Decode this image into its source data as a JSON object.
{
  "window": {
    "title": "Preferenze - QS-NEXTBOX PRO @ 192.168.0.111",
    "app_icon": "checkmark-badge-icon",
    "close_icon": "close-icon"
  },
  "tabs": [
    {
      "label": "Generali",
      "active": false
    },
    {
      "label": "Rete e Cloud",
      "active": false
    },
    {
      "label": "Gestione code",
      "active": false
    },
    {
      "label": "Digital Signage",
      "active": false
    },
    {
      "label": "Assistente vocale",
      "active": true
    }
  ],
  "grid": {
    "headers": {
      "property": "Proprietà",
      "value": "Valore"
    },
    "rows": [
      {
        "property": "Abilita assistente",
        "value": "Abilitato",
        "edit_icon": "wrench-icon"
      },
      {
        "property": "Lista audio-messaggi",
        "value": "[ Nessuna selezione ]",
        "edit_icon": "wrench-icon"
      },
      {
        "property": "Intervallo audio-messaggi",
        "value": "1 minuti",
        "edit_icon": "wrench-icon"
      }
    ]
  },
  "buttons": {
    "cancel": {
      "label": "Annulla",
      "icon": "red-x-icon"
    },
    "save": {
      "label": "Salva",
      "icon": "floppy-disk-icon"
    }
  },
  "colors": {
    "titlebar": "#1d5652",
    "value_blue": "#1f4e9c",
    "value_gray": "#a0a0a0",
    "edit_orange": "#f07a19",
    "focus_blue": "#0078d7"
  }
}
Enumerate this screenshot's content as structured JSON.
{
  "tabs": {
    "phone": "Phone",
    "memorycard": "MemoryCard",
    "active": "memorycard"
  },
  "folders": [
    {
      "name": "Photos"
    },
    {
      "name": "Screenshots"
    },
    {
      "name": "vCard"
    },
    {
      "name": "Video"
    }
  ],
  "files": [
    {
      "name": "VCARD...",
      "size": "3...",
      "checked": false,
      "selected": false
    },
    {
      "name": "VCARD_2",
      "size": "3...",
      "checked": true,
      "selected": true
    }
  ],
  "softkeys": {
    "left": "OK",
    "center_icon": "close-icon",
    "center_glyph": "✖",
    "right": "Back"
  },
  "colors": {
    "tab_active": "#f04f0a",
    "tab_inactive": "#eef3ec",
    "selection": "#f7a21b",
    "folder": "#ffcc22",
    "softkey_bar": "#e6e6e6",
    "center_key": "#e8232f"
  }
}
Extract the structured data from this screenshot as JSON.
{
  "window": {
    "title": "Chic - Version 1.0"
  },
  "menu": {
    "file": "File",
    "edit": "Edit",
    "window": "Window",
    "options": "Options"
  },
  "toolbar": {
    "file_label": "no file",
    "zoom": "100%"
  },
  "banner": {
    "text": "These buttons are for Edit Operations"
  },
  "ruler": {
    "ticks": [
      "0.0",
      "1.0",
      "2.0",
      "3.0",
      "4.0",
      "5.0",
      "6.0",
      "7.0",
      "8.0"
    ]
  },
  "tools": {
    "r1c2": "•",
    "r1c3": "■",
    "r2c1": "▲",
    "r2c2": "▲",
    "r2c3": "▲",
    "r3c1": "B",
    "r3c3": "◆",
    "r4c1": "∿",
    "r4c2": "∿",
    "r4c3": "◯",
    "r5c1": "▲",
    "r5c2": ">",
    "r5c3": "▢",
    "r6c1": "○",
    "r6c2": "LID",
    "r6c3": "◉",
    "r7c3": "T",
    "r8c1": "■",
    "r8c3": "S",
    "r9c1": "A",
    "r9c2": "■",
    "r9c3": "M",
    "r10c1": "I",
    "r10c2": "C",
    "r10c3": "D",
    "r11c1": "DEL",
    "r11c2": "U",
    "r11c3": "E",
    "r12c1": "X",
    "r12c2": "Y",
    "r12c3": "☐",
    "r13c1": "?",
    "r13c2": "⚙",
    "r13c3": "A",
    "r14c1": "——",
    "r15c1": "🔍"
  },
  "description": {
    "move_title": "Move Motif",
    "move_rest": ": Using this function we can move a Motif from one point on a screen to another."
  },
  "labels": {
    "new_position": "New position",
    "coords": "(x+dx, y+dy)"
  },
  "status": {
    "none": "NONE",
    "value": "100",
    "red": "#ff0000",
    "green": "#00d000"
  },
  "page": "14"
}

GOAL: From the records above, extract each line exactly as shown.

WRITTEN RESPONSE:
Decode this image into its source data as a JSON object.
{
  "window": {
    "title": "Preferenze - QS-NEXTBOX PRO @ 192.168.0.111",
    "app_icon": "checkmark-badge-icon",
    "close_icon": "close-icon"
  },
  "tabs": [
    {
      "label": "Generali",
      "active": false
    },
    {
      "label": "Rete e Cloud",
      "active": false
    },
    {
      "label": "Gestione code",
      "active": false
    },
    {
      "label": "Digital Signage",
      "active": false
    },
    {
      "label": "Assistente vocale",
      "active": true
    }
  ],
  "grid": {
    "headers": {
      "property": "Proprietà",
      "value": "Valore"
    },
    "rows": [
      {
        "property": "Abilita assistente",
        "value": "Abilitato",
        "edit_icon": "wrench-icon"
      },
      {
        "property": "Lista audio-messaggi",
        "value": "[ Nessuna selezione ]",
        "edit_icon": "wrench-icon"
      },
      {
        "property": "Intervallo audio-messaggi",
        "value": "1 minuti",
        "edit_icon": "wrench-icon"
      }
    ]
  },
  "buttons": {
    "cancel": {
      "label": "Annulla",
      "icon": "red-x-icon"
    },
    "save": {
      "label": "Salva",
      "icon": "floppy-disk-icon"
    }
  },
  "colors": {
    "titlebar": "#1d5652",
    "value_blue": "#1f4e9c",
    "value_gray": "#a0a0a0",
    "edit_orange": "#f07a19",
    "focus_blue": "#0078d7"
  }
}
Enumerate this screenshot's content as structured JSON.
{
  "tabs": {
    "phone": "Phone",
    "memorycard": "MemoryCard",
    "active": "memorycard"
  },
  "folders": [
    {
      "name": "Photos"
    },
    {
      "name": "Screenshots"
    },
    {
      "name": "vCard"
    },
    {
      "name": "Video"
    }
  ],
  "files": [
    {
      "name": "VCARD...",
      "size": "3...",
      "checked": false,
      "selected": false
    },
    {
      "name": "VCARD_2",
      "size": "3...",
      "checked": true,
      "selected": true
    }
  ],
  "softkeys": {
    "left": "OK",
    "center_icon": "close-icon",
    "center_glyph": "✖",
    "right": "Back"
  },
  "colors": {
    "tab_active": "#f04f0a",
    "tab_inactive": "#eef3ec",
    "selection": "#f7a21b",
    "folder": "#ffcc22",
    "softkey_bar": "#e6e6e6",
    "center_key": "#e8232f"
  }
}
Extract the structured data from this screenshot as JSON.
{
  "window": {
    "title": "Chic - Version 1.0"
  },
  "menu": {
    "file": "File",
    "edit": "Edit",
    "window": "Window",
    "options": "Options"
  },
  "toolbar": {
    "file_label": "no file",
    "zoom": "100%"
  },
  "banner": {
    "text": "These buttons are for Edit Operations"
  },
  "ruler": {
    "ticks": [
      "0.0",
      "1.0",
      "2.0",
      "3.0",
      "4.0",
      "5.0",
      "6.0",
      "7.0",
      "8.0"
    ]
  },
  "tools": {
    "r1c2": "•",
    "r1c3": "■",
    "r2c1": "▲",
    "r2c2": "▲",
    "r2c3": "▲",
    "r3c1": "B",
    "r3c3": "◆",
    "r4c1": "∿",
    "r4c2": "∿",
    "r4c3": "◯",
    "r5c1": "▲",
    "r5c2": ">",
    "r5c3": "▢",
    "r6c1": "○",
    "r6c2": "LID",
    "r6c3": "◉",
    "r7c3": "T",
    "r8c1": "■",
    "r8c3": "S",
    "r9c1": "A",
    "r9c2": "■",
    "r9c3": "M",
    "r10c1": "I",
    "r10c2": "C",
    "r10c3": "D",
    "r11c1": "DEL",
    "r11c2": "U",
    "r11c3": "E",
    "r12c1": "X",
    "r12c2": "Y",
    "r12c3": "☐",
    "r13c1": "?",
    "r13c2": "⚙",
    "r13c3": "A",
    "r14c1": "——",
    "r15c1": "🔍"
  },
  "description": {
    "move_title": "Move Motif",
    "move_rest": ": Using this function we can move a Motif from one point on a screen to another."
  },
  "labels": {
    "new_position": "New position",
    "coords": "(x+dx, y+dy)"
  },
  "status": {
    "none": "NONE",
    "value": "100",
    "red": "#ff0000",
    "green": "#00d000"
  },
  "page": "14"
}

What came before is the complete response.